(Instructions to follow)
In the entries below, find every line with "page" and copy it.

(Excerpted records)
━━━━━━━━━━
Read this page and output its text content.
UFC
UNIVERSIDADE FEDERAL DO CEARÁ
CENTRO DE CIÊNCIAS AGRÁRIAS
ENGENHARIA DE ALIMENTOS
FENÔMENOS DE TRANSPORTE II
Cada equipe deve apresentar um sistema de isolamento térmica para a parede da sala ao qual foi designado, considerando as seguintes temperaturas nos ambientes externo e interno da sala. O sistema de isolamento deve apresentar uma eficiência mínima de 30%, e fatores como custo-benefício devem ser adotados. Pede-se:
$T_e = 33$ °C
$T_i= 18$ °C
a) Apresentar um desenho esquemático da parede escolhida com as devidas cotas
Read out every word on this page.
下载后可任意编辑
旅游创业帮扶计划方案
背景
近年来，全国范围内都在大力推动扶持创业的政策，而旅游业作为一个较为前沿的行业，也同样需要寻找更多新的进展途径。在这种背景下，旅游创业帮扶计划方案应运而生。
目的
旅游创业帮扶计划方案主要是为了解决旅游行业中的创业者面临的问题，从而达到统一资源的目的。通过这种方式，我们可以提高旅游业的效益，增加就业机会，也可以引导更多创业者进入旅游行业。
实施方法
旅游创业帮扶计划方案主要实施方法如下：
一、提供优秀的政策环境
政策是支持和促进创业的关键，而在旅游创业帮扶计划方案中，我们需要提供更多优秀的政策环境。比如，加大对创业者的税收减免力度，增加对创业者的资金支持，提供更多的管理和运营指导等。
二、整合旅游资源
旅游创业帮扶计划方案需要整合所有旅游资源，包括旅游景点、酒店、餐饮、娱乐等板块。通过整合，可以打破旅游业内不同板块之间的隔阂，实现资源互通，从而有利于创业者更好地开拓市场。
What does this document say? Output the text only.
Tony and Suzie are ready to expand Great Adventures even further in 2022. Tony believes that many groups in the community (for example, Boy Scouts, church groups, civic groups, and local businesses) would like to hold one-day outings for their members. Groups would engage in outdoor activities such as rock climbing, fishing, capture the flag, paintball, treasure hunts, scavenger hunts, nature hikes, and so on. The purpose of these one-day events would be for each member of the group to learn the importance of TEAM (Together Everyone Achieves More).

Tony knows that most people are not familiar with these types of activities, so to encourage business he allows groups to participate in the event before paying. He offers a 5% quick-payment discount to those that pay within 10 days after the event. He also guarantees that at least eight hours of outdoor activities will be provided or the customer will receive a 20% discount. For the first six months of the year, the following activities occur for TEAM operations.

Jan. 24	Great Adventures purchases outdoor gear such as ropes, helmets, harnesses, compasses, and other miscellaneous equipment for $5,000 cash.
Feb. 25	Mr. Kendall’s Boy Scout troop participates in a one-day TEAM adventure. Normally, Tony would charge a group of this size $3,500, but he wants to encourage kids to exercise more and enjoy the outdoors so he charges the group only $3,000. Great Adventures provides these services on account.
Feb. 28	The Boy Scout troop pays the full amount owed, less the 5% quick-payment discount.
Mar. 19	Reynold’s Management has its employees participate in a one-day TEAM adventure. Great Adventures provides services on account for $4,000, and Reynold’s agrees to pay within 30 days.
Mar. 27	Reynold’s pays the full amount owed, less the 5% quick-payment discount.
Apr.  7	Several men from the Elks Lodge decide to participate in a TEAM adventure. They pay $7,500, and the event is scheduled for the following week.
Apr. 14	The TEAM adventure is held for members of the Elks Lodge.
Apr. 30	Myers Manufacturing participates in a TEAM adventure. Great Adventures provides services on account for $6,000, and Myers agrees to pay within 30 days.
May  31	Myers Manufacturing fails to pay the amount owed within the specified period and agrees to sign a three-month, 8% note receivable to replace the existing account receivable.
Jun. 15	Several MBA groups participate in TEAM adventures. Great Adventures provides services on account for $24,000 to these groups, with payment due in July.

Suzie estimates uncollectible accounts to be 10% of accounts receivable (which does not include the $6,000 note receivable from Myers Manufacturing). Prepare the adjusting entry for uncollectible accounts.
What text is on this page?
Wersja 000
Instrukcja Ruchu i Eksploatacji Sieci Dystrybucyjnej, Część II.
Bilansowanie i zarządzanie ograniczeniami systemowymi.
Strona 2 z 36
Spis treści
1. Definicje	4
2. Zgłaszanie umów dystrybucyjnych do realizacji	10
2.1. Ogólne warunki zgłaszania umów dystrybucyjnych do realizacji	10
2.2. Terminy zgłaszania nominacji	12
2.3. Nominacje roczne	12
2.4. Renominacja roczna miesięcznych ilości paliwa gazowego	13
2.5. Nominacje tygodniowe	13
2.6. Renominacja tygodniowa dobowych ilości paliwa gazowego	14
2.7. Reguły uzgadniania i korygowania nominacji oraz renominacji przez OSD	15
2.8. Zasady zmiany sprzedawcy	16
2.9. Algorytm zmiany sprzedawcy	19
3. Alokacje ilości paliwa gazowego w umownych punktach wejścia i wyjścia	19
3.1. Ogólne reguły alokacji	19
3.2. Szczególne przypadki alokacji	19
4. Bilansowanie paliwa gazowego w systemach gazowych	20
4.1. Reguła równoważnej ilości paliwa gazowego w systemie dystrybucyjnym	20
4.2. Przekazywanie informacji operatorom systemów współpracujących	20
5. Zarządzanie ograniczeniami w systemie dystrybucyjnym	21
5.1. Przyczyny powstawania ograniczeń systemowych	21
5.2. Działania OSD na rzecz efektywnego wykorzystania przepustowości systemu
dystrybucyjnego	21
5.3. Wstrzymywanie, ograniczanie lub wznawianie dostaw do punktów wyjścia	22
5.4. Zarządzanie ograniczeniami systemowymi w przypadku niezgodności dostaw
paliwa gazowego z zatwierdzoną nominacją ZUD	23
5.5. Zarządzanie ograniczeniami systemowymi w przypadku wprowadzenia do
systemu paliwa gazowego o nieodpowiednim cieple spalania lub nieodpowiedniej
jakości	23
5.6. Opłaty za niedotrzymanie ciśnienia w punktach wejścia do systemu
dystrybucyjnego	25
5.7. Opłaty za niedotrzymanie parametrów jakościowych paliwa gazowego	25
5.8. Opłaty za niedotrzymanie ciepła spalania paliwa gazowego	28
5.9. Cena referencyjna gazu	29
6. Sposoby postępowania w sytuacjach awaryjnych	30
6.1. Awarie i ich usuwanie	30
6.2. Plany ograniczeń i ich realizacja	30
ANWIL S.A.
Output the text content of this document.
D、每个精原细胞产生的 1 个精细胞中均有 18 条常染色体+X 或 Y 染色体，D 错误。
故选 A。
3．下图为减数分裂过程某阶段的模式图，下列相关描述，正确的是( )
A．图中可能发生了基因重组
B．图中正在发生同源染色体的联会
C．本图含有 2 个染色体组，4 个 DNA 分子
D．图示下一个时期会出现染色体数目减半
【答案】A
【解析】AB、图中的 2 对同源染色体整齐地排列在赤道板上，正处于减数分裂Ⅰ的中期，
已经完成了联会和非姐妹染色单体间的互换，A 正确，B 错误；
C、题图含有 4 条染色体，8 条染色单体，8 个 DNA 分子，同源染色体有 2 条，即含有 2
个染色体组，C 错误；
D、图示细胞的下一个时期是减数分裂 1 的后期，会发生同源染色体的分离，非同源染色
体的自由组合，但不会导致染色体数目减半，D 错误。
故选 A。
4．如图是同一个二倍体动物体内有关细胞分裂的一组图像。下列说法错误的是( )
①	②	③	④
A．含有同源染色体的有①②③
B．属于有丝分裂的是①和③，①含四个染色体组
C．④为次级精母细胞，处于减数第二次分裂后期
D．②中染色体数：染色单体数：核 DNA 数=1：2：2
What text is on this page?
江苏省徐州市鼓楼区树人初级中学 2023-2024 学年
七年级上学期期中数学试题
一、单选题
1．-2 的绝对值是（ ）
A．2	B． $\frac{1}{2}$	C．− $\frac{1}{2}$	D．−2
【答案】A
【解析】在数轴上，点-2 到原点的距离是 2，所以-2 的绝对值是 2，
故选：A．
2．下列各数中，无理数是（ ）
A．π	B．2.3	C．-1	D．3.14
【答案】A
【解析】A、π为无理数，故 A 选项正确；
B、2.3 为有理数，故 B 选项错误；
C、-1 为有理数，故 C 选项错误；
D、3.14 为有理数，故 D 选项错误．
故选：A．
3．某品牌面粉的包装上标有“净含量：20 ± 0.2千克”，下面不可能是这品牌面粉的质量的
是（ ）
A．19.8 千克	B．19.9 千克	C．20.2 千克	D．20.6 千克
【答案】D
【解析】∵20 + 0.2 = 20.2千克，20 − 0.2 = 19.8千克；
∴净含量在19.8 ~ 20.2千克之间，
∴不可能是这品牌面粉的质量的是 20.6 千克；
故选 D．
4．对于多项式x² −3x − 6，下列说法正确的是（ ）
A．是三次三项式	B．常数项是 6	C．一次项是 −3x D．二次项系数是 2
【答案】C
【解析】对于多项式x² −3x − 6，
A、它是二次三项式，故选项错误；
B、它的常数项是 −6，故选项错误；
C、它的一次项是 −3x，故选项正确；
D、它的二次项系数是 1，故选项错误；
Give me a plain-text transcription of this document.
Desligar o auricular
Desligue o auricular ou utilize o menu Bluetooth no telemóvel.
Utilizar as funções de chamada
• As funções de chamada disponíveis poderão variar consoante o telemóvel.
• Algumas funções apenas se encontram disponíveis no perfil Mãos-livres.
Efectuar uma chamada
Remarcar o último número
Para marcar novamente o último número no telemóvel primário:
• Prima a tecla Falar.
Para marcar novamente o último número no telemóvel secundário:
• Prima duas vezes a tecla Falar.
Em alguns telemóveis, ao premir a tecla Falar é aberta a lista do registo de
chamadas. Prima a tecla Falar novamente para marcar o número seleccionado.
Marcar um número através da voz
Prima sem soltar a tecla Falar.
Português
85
━━━━━━━━━━
(Response to the exercise)
Read this page and output its text content.
Read out every word on this page.
What text is on this page?
What text is on this page?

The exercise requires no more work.